--- Job ---
Transcribe the entries exactly; images are not part of the copy.

--- Excerpted records ---
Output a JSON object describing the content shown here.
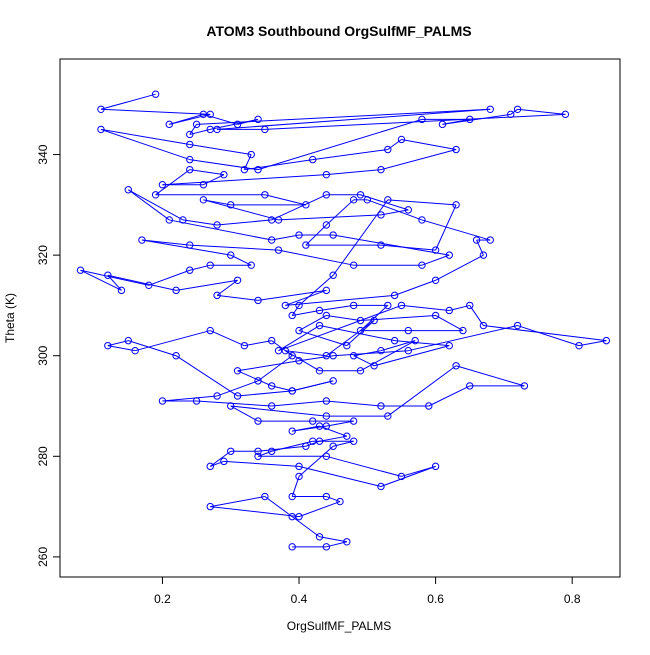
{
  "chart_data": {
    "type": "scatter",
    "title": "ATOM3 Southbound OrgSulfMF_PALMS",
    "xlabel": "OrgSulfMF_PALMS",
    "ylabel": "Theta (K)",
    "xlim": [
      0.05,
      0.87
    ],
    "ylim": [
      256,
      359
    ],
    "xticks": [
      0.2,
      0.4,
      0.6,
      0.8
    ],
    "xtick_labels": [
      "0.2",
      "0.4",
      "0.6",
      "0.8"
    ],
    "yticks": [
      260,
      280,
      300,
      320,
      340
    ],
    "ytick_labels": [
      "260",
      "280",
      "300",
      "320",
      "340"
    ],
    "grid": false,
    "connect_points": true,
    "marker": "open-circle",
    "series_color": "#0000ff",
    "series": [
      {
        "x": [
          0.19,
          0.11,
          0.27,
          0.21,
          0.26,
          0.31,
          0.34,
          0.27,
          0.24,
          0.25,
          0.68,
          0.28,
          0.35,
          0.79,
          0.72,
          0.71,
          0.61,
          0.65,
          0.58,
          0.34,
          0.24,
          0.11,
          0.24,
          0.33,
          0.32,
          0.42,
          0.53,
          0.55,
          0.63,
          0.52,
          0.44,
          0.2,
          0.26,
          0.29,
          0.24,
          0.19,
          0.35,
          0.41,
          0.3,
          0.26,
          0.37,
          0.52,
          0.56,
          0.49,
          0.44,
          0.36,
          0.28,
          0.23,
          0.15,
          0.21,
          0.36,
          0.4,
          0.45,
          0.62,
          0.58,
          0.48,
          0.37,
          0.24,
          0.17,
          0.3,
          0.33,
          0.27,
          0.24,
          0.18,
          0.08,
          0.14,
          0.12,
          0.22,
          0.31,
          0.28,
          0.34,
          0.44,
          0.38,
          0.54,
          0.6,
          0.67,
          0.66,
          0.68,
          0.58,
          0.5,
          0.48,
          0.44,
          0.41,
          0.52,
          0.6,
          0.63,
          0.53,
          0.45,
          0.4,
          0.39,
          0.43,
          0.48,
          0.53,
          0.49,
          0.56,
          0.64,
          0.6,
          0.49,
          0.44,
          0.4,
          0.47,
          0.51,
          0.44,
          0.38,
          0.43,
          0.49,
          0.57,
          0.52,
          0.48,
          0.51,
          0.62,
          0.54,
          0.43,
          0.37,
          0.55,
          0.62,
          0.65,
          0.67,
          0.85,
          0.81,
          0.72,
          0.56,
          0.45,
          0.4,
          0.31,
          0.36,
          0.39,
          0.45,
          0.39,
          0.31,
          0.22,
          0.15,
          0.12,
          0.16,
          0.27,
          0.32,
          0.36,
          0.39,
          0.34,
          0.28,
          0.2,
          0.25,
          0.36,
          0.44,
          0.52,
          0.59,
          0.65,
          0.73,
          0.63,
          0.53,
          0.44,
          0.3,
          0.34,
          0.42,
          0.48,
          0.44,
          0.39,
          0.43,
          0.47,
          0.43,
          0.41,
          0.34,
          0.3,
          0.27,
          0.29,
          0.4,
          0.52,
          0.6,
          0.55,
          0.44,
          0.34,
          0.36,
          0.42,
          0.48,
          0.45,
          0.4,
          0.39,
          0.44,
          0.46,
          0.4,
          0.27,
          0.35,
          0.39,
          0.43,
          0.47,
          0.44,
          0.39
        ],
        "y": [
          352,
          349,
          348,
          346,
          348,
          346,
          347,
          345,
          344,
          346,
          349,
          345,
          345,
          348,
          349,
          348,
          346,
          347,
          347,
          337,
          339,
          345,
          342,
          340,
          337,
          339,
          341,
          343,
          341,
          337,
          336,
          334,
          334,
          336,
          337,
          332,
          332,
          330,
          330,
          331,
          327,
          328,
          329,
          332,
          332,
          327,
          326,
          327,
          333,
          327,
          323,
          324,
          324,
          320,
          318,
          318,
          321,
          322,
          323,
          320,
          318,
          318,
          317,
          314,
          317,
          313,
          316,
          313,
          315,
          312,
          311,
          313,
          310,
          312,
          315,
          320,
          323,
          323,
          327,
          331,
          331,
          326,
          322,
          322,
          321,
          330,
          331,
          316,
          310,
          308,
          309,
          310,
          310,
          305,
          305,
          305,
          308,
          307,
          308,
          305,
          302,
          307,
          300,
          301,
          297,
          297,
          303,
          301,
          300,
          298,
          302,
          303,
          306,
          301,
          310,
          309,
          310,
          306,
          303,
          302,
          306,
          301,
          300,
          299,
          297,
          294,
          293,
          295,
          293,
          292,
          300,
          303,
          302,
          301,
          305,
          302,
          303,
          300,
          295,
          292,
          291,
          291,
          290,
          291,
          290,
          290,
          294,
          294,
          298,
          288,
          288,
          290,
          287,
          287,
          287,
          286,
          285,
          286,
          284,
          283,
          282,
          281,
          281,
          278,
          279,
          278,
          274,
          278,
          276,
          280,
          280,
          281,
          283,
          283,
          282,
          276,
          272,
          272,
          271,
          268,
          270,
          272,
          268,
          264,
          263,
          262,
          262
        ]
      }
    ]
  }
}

--- Exercise output ---
Output a JSON object describing the content shown here.
{
  "chart_data": {
    "type": "scatter",
    "title": "ATOM3 Southbound OrgSulfMF_PALMS",
    "xlabel": "OrgSulfMF_PALMS",
    "ylabel": "Theta (K)",
    "xlim": [
      0.05,
      0.87
    ],
    "ylim": [
      256,
      359
    ],
    "xticks": [
      0.2,
      0.4,
      0.6,
      0.8
    ],
    "xtick_labels": [
      "0.2",
      "0.4",
      "0.6",
      "0.8"
    ],
    "yticks": [
      260,
      280,
      300,
      320,
      340
    ],
    "ytick_labels": [
      "260",
      "280",
      "300",
      "320",
      "340"
    ],
    "grid": false,
    "connect_points": true,
    "marker": "open-circle",
    "series_color": "#0000ff",
    "series": [
      {
        "x": [
          0.19,
          0.11,
          0.27,
          0.21,
          0.26,
          0.31,
          0.34,
          0.27,
          0.24,
          0.25,
          0.68,
          0.28,
          0.35,
          0.79,
          0.72,
          0.71,
          0.61,
          0.65,
          0.58,
          0.34,
          0.24,
          0.11,
          0.24,
          0.33,
          0.32,
          0.42,
          0.53,
          0.55,
          0.63,
          0.52,
          0.44,
          0.2,
          0.26,
          0.29,
          0.24,
          0.19,
          0.35,
          0.41,
          0.3,
          0.26,
          0.37,
          0.52,
          0.56,
          0.49,
          0.44,
          0.36,
          0.28,
          0.23,
          0.15,
          0.21,
          0.36,
          0.4,
          0.45,
          0.62,
          0.58,
          0.48,
          0.37,
          0.24,
          0.17,
          0.3,
          0.33,
          0.27,
          0.24,
          0.18,
          0.08,
          0.14,
          0.12,
          0.22,
          0.31,
          0.28,
          0.34,
          0.44,
          0.38,
          0.54,
          0.6,
          0.67,
          0.66,
          0.68,
          0.58,
          0.5,
          0.48,
          0.44,
          0.41,
          0.52,
          0.6,
          0.63,
          0.53,
          0.45,
          0.4,
          0.39,
          0.43,
          0.48,
          0.53,
          0.49,
          0.56,
          0.64,
          0.6,
          0.49,
          0.44,
          0.4,
          0.47,
          0.51,
          0.44,
          0.38,
          0.43,
          0.49,
          0.57,
          0.52,
          0.48,
          0.51,
          0.62,
          0.54,
          0.43,
          0.37,
          0.55,
          0.62,
          0.65,
          0.67,
          0.85,
          0.81,
          0.72,
          0.56,
          0.45,
          0.4,
          0.31,
          0.36,
          0.39,
          0.45,
          0.39,
          0.31,
          0.22,
          0.15,
          0.12,
          0.16,
          0.27,
          0.32,
          0.36,
          0.39,
          0.34,
          0.28,
          0.2,
          0.25,
          0.36,
          0.44,
          0.52,
          0.59,
          0.65,
          0.73,
          0.63,
          0.53,
          0.44,
          0.3,
          0.34,
          0.42,
          0.48,
          0.44,
          0.39,
          0.43,
          0.47,
          0.43,
          0.41,
          0.34,
          0.3,
          0.27,
          0.29,
          0.4,
          0.52,
          0.6,
          0.55,
          0.44,
          0.34,
          0.36,
          0.42,
          0.48,
          0.45,
          0.4,
          0.39,
          0.44,
          0.46,
          0.4,
          0.27,
          0.35,
          0.39,
          0.43,
          0.47,
          0.44,
          0.39
        ],
        "y": [
          352,
          349,
          348,
          346,
          348,
          346,
          347,
          345,
          344,
          346,
          349,
          345,
          345,
          348,
          349,
          348,
          346,
          347,
          347,
          337,
          339,
          345,
          342,
          340,
          337,
          339,
          341,
          343,
          341,
          337,
          336,
          334,
          334,
          336,
          337,
          332,
          332,
          330,
          330,
          331,
          327,
          328,
          329,
          332,
          332,
          327,
          326,
          327,
          333,
          327,
          323,
          324,
          324,
          320,
          318,
          318,
          321,
          322,
          323,
          320,
          318,
          318,
          317,
          314,
          317,
          313,
          316,
          313,
          315,
          312,
          311,
          313,
          310,
          312,
          315,
          320,
          323,
          323,
          327,
          331,
          331,
          326,
          322,
          322,
          321,
          330,
          331,
          316,
          310,
          308,
          309,
          310,
          310,
          305,
          305,
          305,
          308,
          307,
          308,
          305,
          302,
          307,
          300,
          301,
          297,
          297,
          303,
          301,
          300,
          298,
          302,
          303,
          306,
          301,
          310,
          309,
          310,
          306,
          303,
          302,
          306,
          301,
          300,
          299,
          297,
          294,
          293,
          295,
          293,
          292,
          300,
          303,
          302,
          301,
          305,
          302,
          303,
          300,
          295,
          292,
          291,
          291,
          290,
          291,
          290,
          290,
          294,
          294,
          298,
          288,
          288,
          290,
          287,
          287,
          287,
          286,
          285,
          286,
          284,
          283,
          282,
          281,
          281,
          278,
          279,
          278,
          274,
          278,
          276,
          280,
          280,
          281,
          283,
          283,
          282,
          276,
          272,
          272,
          271,
          268,
          270,
          272,
          268,
          264,
          263,
          262,
          262
        ]
      }
    ]
  }
}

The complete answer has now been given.